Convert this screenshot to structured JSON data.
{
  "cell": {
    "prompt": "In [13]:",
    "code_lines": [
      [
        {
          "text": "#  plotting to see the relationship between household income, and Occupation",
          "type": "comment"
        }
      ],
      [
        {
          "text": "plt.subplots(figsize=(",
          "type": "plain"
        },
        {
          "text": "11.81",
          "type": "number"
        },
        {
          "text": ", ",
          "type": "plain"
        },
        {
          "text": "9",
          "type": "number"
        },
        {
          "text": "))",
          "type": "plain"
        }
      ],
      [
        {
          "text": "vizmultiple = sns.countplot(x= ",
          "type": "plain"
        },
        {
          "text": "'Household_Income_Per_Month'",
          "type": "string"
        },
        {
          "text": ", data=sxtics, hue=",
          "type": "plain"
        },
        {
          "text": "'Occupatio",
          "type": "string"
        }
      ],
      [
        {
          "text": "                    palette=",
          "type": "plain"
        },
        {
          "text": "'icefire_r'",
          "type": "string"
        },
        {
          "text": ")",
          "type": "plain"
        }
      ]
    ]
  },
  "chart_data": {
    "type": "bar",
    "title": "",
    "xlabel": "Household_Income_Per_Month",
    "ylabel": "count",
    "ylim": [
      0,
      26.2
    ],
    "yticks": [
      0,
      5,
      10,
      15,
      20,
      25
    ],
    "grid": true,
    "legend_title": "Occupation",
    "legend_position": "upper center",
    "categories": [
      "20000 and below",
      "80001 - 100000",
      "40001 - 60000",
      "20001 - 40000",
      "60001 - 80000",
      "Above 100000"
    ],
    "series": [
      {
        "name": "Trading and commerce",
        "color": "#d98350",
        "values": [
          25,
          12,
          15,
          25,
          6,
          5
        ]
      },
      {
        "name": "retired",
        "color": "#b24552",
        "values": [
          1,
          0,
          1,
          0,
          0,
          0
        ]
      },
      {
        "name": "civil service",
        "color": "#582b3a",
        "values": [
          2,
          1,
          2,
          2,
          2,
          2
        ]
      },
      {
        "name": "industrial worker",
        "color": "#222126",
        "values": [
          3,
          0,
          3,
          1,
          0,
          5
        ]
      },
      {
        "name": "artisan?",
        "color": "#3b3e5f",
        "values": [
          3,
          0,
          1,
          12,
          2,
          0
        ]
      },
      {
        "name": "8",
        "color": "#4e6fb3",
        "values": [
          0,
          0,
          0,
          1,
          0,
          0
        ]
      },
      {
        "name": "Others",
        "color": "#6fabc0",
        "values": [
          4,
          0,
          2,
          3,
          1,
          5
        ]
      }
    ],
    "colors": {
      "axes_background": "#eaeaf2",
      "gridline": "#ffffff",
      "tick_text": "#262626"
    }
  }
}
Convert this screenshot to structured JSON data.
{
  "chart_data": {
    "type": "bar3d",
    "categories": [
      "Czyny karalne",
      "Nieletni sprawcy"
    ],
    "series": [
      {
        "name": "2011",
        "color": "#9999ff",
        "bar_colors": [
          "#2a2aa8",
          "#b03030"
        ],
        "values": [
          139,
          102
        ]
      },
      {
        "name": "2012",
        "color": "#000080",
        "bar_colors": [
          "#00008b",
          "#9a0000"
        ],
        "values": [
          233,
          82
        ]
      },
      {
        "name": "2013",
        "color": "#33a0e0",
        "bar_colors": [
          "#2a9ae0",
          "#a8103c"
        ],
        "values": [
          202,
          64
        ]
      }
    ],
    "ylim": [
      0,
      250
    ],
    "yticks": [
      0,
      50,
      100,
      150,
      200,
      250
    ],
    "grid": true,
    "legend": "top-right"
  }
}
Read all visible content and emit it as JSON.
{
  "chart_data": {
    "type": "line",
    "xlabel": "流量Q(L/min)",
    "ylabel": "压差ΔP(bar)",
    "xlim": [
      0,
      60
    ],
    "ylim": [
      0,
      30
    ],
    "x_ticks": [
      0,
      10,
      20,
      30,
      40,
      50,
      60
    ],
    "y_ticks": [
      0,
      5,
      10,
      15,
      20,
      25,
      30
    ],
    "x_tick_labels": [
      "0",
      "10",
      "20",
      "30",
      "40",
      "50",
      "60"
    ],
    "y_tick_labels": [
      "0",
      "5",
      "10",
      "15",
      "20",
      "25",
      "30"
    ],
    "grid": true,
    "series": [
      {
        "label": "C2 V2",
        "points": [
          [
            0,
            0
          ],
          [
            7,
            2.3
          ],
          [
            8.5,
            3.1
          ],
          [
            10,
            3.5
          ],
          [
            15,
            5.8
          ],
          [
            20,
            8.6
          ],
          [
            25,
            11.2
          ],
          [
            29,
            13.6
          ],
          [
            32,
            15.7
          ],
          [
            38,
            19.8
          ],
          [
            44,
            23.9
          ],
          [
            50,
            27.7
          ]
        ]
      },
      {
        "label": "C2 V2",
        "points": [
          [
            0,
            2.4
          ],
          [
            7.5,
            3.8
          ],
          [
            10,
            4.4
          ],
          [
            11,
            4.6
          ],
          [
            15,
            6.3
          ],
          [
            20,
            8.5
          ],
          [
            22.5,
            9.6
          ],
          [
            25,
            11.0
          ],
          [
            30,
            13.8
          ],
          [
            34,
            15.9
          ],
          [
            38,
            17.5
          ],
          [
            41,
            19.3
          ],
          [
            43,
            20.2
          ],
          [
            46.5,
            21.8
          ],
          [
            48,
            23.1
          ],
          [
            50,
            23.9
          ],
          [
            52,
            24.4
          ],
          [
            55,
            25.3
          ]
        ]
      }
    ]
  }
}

▸ Problem to work on:
Could you transcribe the records in full, exactly?

▸ Answer for this exercise:
Convert this screenshot to structured JSON data.
{
  "cell": {
    "prompt": "In [13]:",
    "code_lines": [
      [
        {
          "text": "#  plotting to see the relationship between household income, and Occupation",
          "type": "comment"
        }
      ],
      [
        {
          "text": "plt.subplots(figsize=(",
          "type": "plain"
        },
        {
          "text": "11.81",
          "type": "number"
        },
        {
          "text": ", ",
          "type": "plain"
        },
        {
          "text": "9",
          "type": "number"
        },
        {
          "text": "))",
          "type": "plain"
        }
      ],
      [
        {
          "text": "vizmultiple = sns.countplot(x= ",
          "type": "plain"
        },
        {
          "text": "'Household_Income_Per_Month'",
          "type": "string"
        },
        {
          "text": ", data=sxtics, hue=",
          "type": "plain"
        },
        {
          "text": "'Occupatio",
          "type": "string"
        }
      ],
      [
        {
          "text": "                    palette=",
          "type": "plain"
        },
        {
          "text": "'icefire_r'",
          "type": "string"
        },
        {
          "text": ")",
          "type": "plain"
        }
      ]
    ]
  },
  "chart_data": {
    "type": "bar",
    "title": "",
    "xlabel": "Household_Income_Per_Month",
    "ylabel": "count",
    "ylim": [
      0,
      26.2
    ],
    "yticks": [
      0,
      5,
      10,
      15,
      20,
      25
    ],
    "grid": true,
    "legend_title": "Occupation",
    "legend_position": "upper center",
    "categories": [
      "20000 and below",
      "80001 - 100000",
      "40001 - 60000",
      "20001 - 40000",
      "60001 - 80000",
      "Above 100000"
    ],
    "series": [
      {
        "name": "Trading and commerce",
        "color": "#d98350",
        "values": [
          25,
          12,
          15,
          25,
          6,
          5
        ]
      },
      {
        "name": "retired",
        "color": "#b24552",
        "values": [
          1,
          0,
          1,
          0,
          0,
          0
        ]
      },
      {
        "name": "civil service",
        "color": "#582b3a",
        "values": [
          2,
          1,
          2,
          2,
          2,
          2
        ]
      },
      {
        "name": "industrial worker",
        "color": "#222126",
        "values": [
          3,
          0,
          3,
          1,
          0,
          5
        ]
      },
      {
        "name": "artisan?",
        "color": "#3b3e5f",
        "values": [
          3,
          0,
          1,
          12,
          2,
          0
        ]
      },
      {
        "name": "8",
        "color": "#4e6fb3",
        "values": [
          0,
          0,
          0,
          1,
          0,
          0
        ]
      },
      {
        "name": "Others",
        "color": "#6fabc0",
        "values": [
          4,
          0,
          2,
          3,
          1,
          5
        ]
      }
    ],
    "colors": {
      "axes_background": "#eaeaf2",
      "gridline": "#ffffff",
      "tick_text": "#262626"
    }
  }
}
Convert this screenshot to structured JSON data.
{
  "chart_data": {
    "type": "bar3d",
    "categories": [
      "Czyny karalne",
      "Nieletni sprawcy"
    ],
    "series": [
      {
        "name": "2011",
        "color": "#9999ff",
        "bar_colors": [
          "#2a2aa8",
          "#b03030"
        ],
        "values": [
          139,
          102
        ]
      },
      {
        "name": "2012",
        "color": "#000080",
        "bar_colors": [
          "#00008b",
          "#9a0000"
        ],
        "values": [
          233,
          82
        ]
      },
      {
        "name": "2013",
        "color": "#33a0e0",
        "bar_colors": [
          "#2a9ae0",
          "#a8103c"
        ],
        "values": [
          202,
          64
        ]
      }
    ],
    "ylim": [
      0,
      250
    ],
    "yticks": [
      0,
      50,
      100,
      150,
      200,
      250
    ],
    "grid": true,
    "legend": "top-right"
  }
}
Read all visible content and emit it as JSON.
{
  "chart_data": {
    "type": "line",
    "xlabel": "流量Q(L/min)",
    "ylabel": "压差ΔP(bar)",
    "xlim": [
      0,
      60
    ],
    "ylim": [
      0,
      30
    ],
    "x_ticks": [
      0,
      10,
      20,
      30,
      40,
      50,
      60
    ],
    "y_ticks": [
      0,
      5,
      10,
      15,
      20,
      25,
      30
    ],
    "x_tick_labels": [
      "0",
      "10",
      "20",
      "30",
      "40",
      "50",
      "60"
    ],
    "y_tick_labels": [
      "0",
      "5",
      "10",
      "15",
      "20",
      "25",
      "30"
    ],
    "grid": true,
    "series": [
      {
        "label": "C2 V2",
        "points": [
          [
            0,
            0
          ],
          [
            7,
            2.3
          ],
          [
            8.5,
            3.1
          ],
          [
            10,
            3.5
          ],
          [
            15,
            5.8
          ],
          [
            20,
            8.6
          ],
          [
            25,
            11.2
          ],
          [
            29,
            13.6
          ],
          [
            32,
            15.7
          ],
          [
            38,
            19.8
          ],
          [
            44,
            23.9
          ],
          [
            50,
            27.7
          ]
        ]
      },
      {
        "label": "C2 V2",
        "points": [
          [
            0,
            2.4
          ],
          [
            7.5,
            3.8
          ],
          [
            10,
            4.4
          ],
          [
            11,
            4.6
          ],
          [
            15,
            6.3
          ],
          [
            20,
            8.5
          ],
          [
            22.5,
            9.6
          ],
          [
            25,
            11.0
          ],
          [
            30,
            13.8
          ],
          [
            34,
            15.9
          ],
          [
            38,
            17.5
          ],
          [
            41,
            19.3
          ],
          [
            43,
            20.2
          ],
          [
            46.5,
            21.8
          ],
          [
            48,
            23.1
          ],
          [
            50,
            23.9
          ],
          [
            52,
            24.4
          ],
          [
            55,
            25.3
          ]
        ]
      }
    ]
  }
}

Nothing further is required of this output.